▸ **EXERCISE**
Return all the entries exactly, keeping pictures out.

▸ **EXCERPTED RECORDS**
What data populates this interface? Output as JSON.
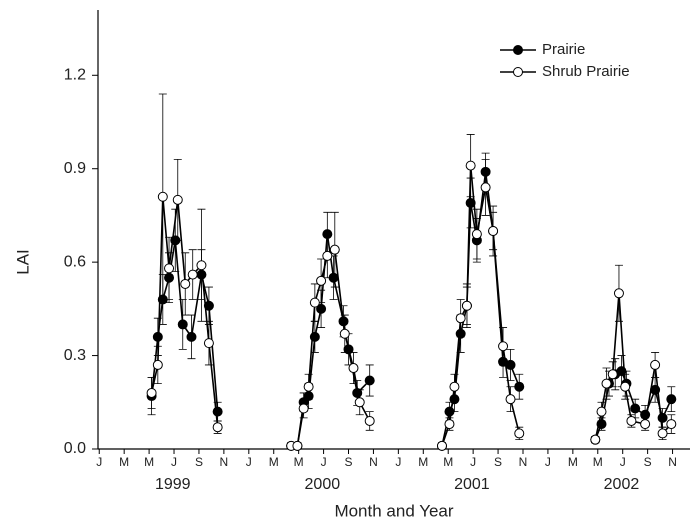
{
  "chart_data": {
    "type": "line",
    "ylabel": "LAI",
    "xlabel": "Month and Year",
    "xlim": [
      -0.1,
      47.4
    ],
    "ylim": [
      0,
      1.4
    ],
    "yticks": [
      {
        "value": 0,
        "label": "0.0"
      },
      0.3,
      0.6,
      0.9,
      1.2
    ],
    "xticks": [
      {
        "value": 0,
        "label": "J"
      },
      {
        "value": 2,
        "label": "M"
      },
      {
        "value": 4,
        "label": "M"
      },
      {
        "value": 6,
        "label": "J"
      },
      {
        "value": 8,
        "label": "S"
      },
      {
        "value": 10,
        "label": "N"
      },
      {
        "value": 12,
        "label": "J"
      },
      {
        "value": 14,
        "label": "M"
      },
      {
        "value": 16,
        "label": "M"
      },
      {
        "value": 18,
        "label": "J"
      },
      {
        "value": 20,
        "label": "S"
      },
      {
        "value": 22,
        "label": "N"
      },
      {
        "value": 24,
        "label": "J"
      },
      {
        "value": 26,
        "label": "M"
      },
      {
        "value": 28,
        "label": "M"
      },
      {
        "value": 30,
        "label": "J"
      },
      {
        "value": 32,
        "label": "S"
      },
      {
        "value": 34,
        "label": "N"
      },
      {
        "value": 36,
        "label": "J"
      },
      {
        "value": 38,
        "label": "M"
      },
      {
        "value": 40,
        "label": "M"
      },
      {
        "value": 42,
        "label": "J"
      },
      {
        "value": 44,
        "label": "S"
      },
      {
        "value": 46,
        "label": "N"
      }
    ],
    "year_ticks": [
      {
        "value": 5.9,
        "label": "1999"
      },
      {
        "value": 17.9,
        "label": "2000"
      },
      {
        "value": 29.9,
        "label": "2001"
      },
      {
        "value": 41.9,
        "label": "2002"
      }
    ],
    "legend": "upper right",
    "series": [
      {
        "name": "Prairie",
        "color": "#000000",
        "fill": "#000000",
        "x": [
          4.2,
          4.7,
          5.1,
          5.6,
          6.1,
          6.7,
          7.4,
          8.2,
          8.8,
          9.5,
          null,
          15.4,
          15.9,
          16.4,
          16.8,
          17.3,
          17.8,
          18.3,
          18.8,
          19.6,
          20.0,
          20.7,
          21.7,
          null,
          27.5,
          28.1,
          28.5,
          29.0,
          29.5,
          29.8,
          30.3,
          31.0,
          31.6,
          32.4,
          33.0,
          33.7,
          null,
          39.8,
          40.3,
          40.9,
          41.4,
          41.9,
          42.3,
          43.0,
          43.8,
          44.6,
          45.2,
          45.9
        ],
        "values": [
          0.17,
          0.36,
          0.48,
          0.55,
          0.67,
          0.4,
          0.36,
          0.56,
          0.46,
          0.12,
          null,
          0.01,
          0.01,
          0.15,
          0.17,
          0.36,
          0.45,
          0.69,
          0.55,
          0.41,
          0.32,
          0.18,
          0.22,
          null,
          0.01,
          0.12,
          0.16,
          0.37,
          0.46,
          0.79,
          0.67,
          0.89,
          0.7,
          0.28,
          0.27,
          0.2,
          null,
          0.03,
          0.08,
          0.21,
          0.24,
          0.25,
          0.21,
          0.13,
          0.11,
          0.19,
          0.1,
          0.16
        ],
        "errors": [
          0.06,
          0.06,
          0.08,
          0.08,
          0.1,
          0.08,
          0.07,
          0.08,
          0.06,
          0.03,
          null,
          0.01,
          0.01,
          0.03,
          0.04,
          0.05,
          0.06,
          0.07,
          0.07,
          0.05,
          0.05,
          0.04,
          0.05,
          null,
          0.01,
          0.03,
          0.04,
          0.06,
          0.06,
          0.08,
          0.07,
          0.06,
          0.08,
          0.05,
          0.05,
          0.04,
          null,
          0.01,
          0.02,
          0.04,
          0.05,
          0.05,
          0.04,
          0.03,
          0.03,
          0.04,
          0.03,
          0.04
        ]
      },
      {
        "name": "Shrub Prairie",
        "color": "#000000",
        "fill": "#ffffff",
        "x": [
          4.2,
          4.7,
          5.1,
          5.6,
          6.3,
          6.9,
          7.5,
          8.2,
          8.8,
          9.5,
          null,
          15.4,
          15.9,
          16.4,
          16.8,
          17.3,
          17.8,
          18.3,
          18.9,
          19.7,
          20.4,
          20.9,
          21.7,
          null,
          27.5,
          28.1,
          28.5,
          29.0,
          29.5,
          29.8,
          30.3,
          31.0,
          31.6,
          32.4,
          33.0,
          33.7,
          null,
          39.8,
          40.3,
          40.7,
          41.2,
          41.7,
          42.2,
          42.7,
          43.8,
          44.6,
          45.2,
          45.9
        ],
        "values": [
          0.18,
          0.27,
          0.81,
          0.58,
          0.8,
          0.53,
          0.56,
          0.59,
          0.34,
          0.07,
          null,
          0.01,
          0.01,
          0.13,
          0.2,
          0.47,
          0.54,
          0.62,
          0.64,
          0.37,
          0.26,
          0.15,
          0.09,
          null,
          0.01,
          0.08,
          0.2,
          0.42,
          0.46,
          0.91,
          0.69,
          0.84,
          0.7,
          0.33,
          0.16,
          0.05,
          null,
          0.03,
          0.12,
          0.21,
          0.24,
          0.5,
          0.2,
          0.09,
          0.08,
          0.27,
          0.05,
          0.08
        ],
        "errors": [
          0.05,
          0.06,
          0.33,
          0.1,
          0.13,
          0.1,
          0.08,
          0.18,
          0.07,
          0.02,
          null,
          0.01,
          0.01,
          0.03,
          0.04,
          0.06,
          0.07,
          0.07,
          0.12,
          0.06,
          0.05,
          0.04,
          0.03,
          null,
          0.01,
          0.02,
          0.04,
          0.06,
          0.07,
          0.1,
          0.08,
          0.09,
          0.06,
          0.06,
          0.04,
          0.02,
          null,
          0.01,
          0.03,
          0.05,
          0.04,
          0.09,
          0.04,
          0.02,
          0.02,
          0.04,
          0.02,
          0.03
        ]
      }
    ]
  }
}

▸ **FINAL RESULT**
What data populates this interface? Output as JSON.
{
  "chart_data": {
    "type": "line",
    "ylabel": "LAI",
    "xlabel": "Month and Year",
    "xlim": [
      -0.1,
      47.4
    ],
    "ylim": [
      0,
      1.4
    ],
    "yticks": [
      {
        "value": 0,
        "label": "0.0"
      },
      0.3,
      0.6,
      0.9,
      1.2
    ],
    "xticks": [
      {
        "value": 0,
        "label": "J"
      },
      {
        "value": 2,
        "label": "M"
      },
      {
        "value": 4,
        "label": "M"
      },
      {
        "value": 6,
        "label": "J"
      },
      {
        "value": 8,
        "label": "S"
      },
      {
        "value": 10,
        "label": "N"
      },
      {
        "value": 12,
        "label": "J"
      },
      {
        "value": 14,
        "label": "M"
      },
      {
        "value": 16,
        "label": "M"
      },
      {
        "value": 18,
        "label": "J"
      },
      {
        "value": 20,
        "label": "S"
      },
      {
        "value": 22,
        "label": "N"
      },
      {
        "value": 24,
        "label": "J"
      },
      {
        "value": 26,
        "label": "M"
      },
      {
        "value": 28,
        "label": "M"
      },
      {
        "value": 30,
        "label": "J"
      },
      {
        "value": 32,
        "label": "S"
      },
      {
        "value": 34,
        "label": "N"
      },
      {
        "value": 36,
        "label": "J"
      },
      {
        "value": 38,
        "label": "M"
      },
      {
        "value": 40,
        "label": "M"
      },
      {
        "value": 42,
        "label": "J"
      },
      {
        "value": 44,
        "label": "S"
      },
      {
        "value": 46,
        "label": "N"
      }
    ],
    "year_ticks": [
      {
        "value": 5.9,
        "label": "1999"
      },
      {
        "value": 17.9,
        "label": "2000"
      },
      {
        "value": 29.9,
        "label": "2001"
      },
      {
        "value": 41.9,
        "label": "2002"
      }
    ],
    "legend": "upper right",
    "series": [
      {
        "name": "Prairie",
        "color": "#000000",
        "fill": "#000000",
        "x": [
          4.2,
          4.7,
          5.1,
          5.6,
          6.1,
          6.7,
          7.4,
          8.2,
          8.8,
          9.5,
          null,
          15.4,
          15.9,
          16.4,
          16.8,
          17.3,
          17.8,
          18.3,
          18.8,
          19.6,
          20.0,
          20.7,
          21.7,
          null,
          27.5,
          28.1,
          28.5,
          29.0,
          29.5,
          29.8,
          30.3,
          31.0,
          31.6,
          32.4,
          33.0,
          33.7,
          null,
          39.8,
          40.3,
          40.9,
          41.4,
          41.9,
          42.3,
          43.0,
          43.8,
          44.6,
          45.2,
          45.9
        ],
        "values": [
          0.17,
          0.36,
          0.48,
          0.55,
          0.67,
          0.4,
          0.36,
          0.56,
          0.46,
          0.12,
          null,
          0.01,
          0.01,
          0.15,
          0.17,
          0.36,
          0.45,
          0.69,
          0.55,
          0.41,
          0.32,
          0.18,
          0.22,
          null,
          0.01,
          0.12,
          0.16,
          0.37,
          0.46,
          0.79,
          0.67,
          0.89,
          0.7,
          0.28,
          0.27,
          0.2,
          null,
          0.03,
          0.08,
          0.21,
          0.24,
          0.25,
          0.21,
          0.13,
          0.11,
          0.19,
          0.1,
          0.16
        ],
        "errors": [
          0.06,
          0.06,
          0.08,
          0.08,
          0.1,
          0.08,
          0.07,
          0.08,
          0.06,
          0.03,
          null,
          0.01,
          0.01,
          0.03,
          0.04,
          0.05,
          0.06,
          0.07,
          0.07,
          0.05,
          0.05,
          0.04,
          0.05,
          null,
          0.01,
          0.03,
          0.04,
          0.06,
          0.06,
          0.08,
          0.07,
          0.06,
          0.08,
          0.05,
          0.05,
          0.04,
          null,
          0.01,
          0.02,
          0.04,
          0.05,
          0.05,
          0.04,
          0.03,
          0.03,
          0.04,
          0.03,
          0.04
        ]
      },
      {
        "name": "Shrub Prairie",
        "color": "#000000",
        "fill": "#ffffff",
        "x": [
          4.2,
          4.7,
          5.1,
          5.6,
          6.3,
          6.9,
          7.5,
          8.2,
          8.8,
          9.5,
          null,
          15.4,
          15.9,
          16.4,
          16.8,
          17.3,
          17.8,
          18.3,
          18.9,
          19.7,
          20.4,
          20.9,
          21.7,
          null,
          27.5,
          28.1,
          28.5,
          29.0,
          29.5,
          29.8,
          30.3,
          31.0,
          31.6,
          32.4,
          33.0,
          33.7,
          null,
          39.8,
          40.3,
          40.7,
          41.2,
          41.7,
          42.2,
          42.7,
          43.8,
          44.6,
          45.2,
          45.9
        ],
        "values": [
          0.18,
          0.27,
          0.81,
          0.58,
          0.8,
          0.53,
          0.56,
          0.59,
          0.34,
          0.07,
          null,
          0.01,
          0.01,
          0.13,
          0.2,
          0.47,
          0.54,
          0.62,
          0.64,
          0.37,
          0.26,
          0.15,
          0.09,
          null,
          0.01,
          0.08,
          0.2,
          0.42,
          0.46,
          0.91,
          0.69,
          0.84,
          0.7,
          0.33,
          0.16,
          0.05,
          null,
          0.03,
          0.12,
          0.21,
          0.24,
          0.5,
          0.2,
          0.09,
          0.08,
          0.27,
          0.05,
          0.08
        ],
        "errors": [
          0.05,
          0.06,
          0.33,
          0.1,
          0.13,
          0.1,
          0.08,
          0.18,
          0.07,
          0.02,
          null,
          0.01,
          0.01,
          0.03,
          0.04,
          0.06,
          0.07,
          0.07,
          0.12,
          0.06,
          0.05,
          0.04,
          0.03,
          null,
          0.01,
          0.02,
          0.04,
          0.06,
          0.07,
          0.1,
          0.08,
          0.09,
          0.06,
          0.06,
          0.04,
          0.02,
          null,
          0.01,
          0.03,
          0.05,
          0.04,
          0.09,
          0.04,
          0.02,
          0.02,
          0.04,
          0.02,
          0.03
        ]
      }
    ]
  }
}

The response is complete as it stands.